▶ WORK TO COMPLETE
Count the lines below that contain "JSON". Give only the number.

Stored data
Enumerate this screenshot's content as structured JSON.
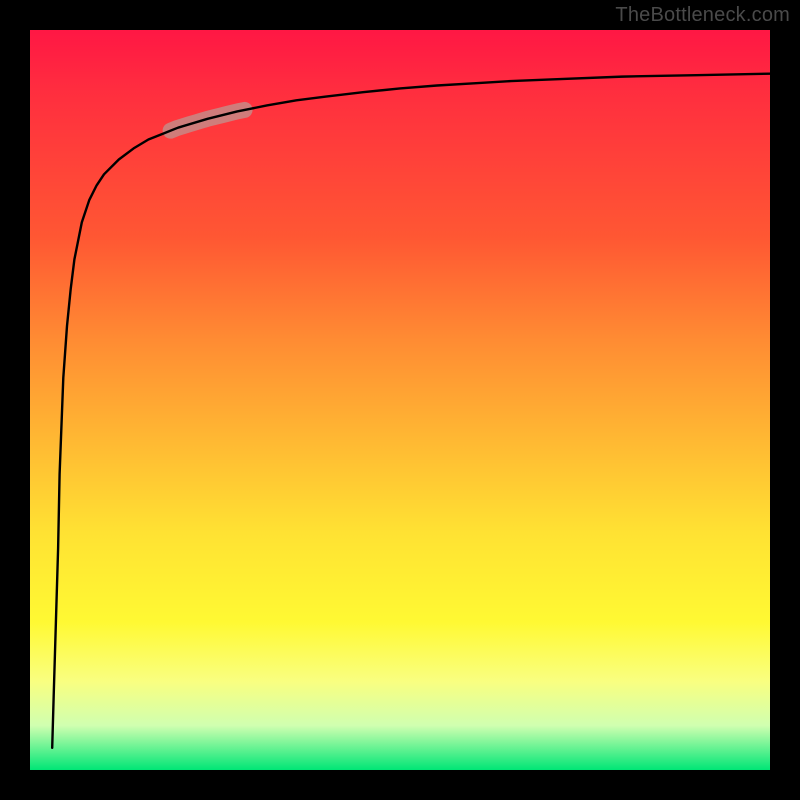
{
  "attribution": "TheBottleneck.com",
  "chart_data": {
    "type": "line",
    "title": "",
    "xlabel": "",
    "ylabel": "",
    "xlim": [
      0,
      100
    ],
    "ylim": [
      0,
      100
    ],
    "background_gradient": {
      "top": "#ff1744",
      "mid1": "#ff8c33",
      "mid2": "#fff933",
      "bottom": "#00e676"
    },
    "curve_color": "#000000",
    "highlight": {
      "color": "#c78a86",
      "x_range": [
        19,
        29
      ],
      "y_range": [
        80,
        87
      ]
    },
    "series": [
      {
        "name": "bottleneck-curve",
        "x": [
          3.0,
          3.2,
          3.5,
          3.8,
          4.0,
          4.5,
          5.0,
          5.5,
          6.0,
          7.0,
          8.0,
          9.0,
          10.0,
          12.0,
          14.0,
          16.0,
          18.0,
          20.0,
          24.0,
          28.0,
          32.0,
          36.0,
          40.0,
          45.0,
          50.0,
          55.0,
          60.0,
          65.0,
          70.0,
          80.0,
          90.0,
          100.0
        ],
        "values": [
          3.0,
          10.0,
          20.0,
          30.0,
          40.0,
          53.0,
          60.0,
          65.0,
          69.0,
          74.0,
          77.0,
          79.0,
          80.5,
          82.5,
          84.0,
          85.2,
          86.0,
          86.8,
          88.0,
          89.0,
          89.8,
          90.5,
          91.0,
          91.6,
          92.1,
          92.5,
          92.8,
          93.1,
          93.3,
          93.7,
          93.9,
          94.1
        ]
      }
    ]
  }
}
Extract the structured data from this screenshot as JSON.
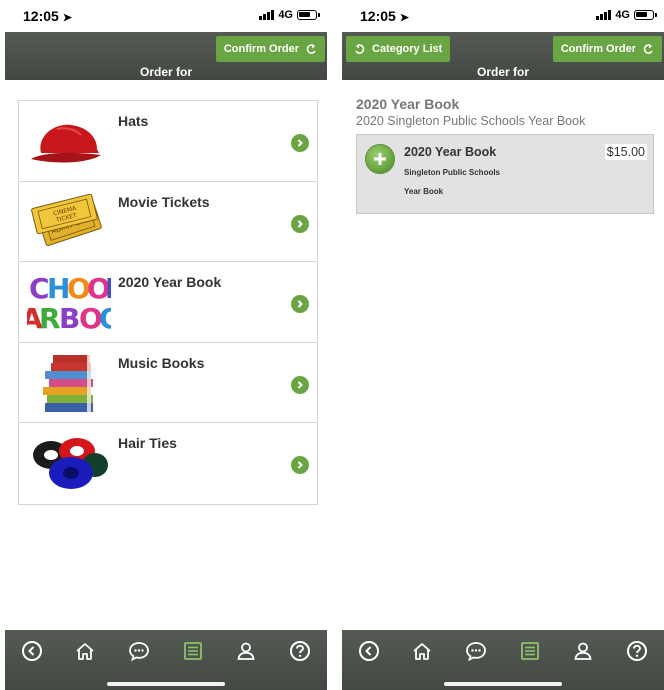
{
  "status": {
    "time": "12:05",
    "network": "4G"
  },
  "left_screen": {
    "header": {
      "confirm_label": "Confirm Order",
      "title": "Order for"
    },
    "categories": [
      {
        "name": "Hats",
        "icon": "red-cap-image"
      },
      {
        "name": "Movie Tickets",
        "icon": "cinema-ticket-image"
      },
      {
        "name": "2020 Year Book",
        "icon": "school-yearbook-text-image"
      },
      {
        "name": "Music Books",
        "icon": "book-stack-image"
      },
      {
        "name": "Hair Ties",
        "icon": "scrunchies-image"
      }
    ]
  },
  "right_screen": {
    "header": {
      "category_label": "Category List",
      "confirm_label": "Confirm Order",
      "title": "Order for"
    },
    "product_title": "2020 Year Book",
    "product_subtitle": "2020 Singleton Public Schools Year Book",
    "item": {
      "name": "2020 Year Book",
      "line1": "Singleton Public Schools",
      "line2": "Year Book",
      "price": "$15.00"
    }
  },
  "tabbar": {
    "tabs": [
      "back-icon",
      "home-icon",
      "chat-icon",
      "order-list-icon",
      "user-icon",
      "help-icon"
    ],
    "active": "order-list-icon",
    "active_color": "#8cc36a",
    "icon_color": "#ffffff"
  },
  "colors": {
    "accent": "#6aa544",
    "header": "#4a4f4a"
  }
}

▶ ANSWER TO THE PROBLEM
2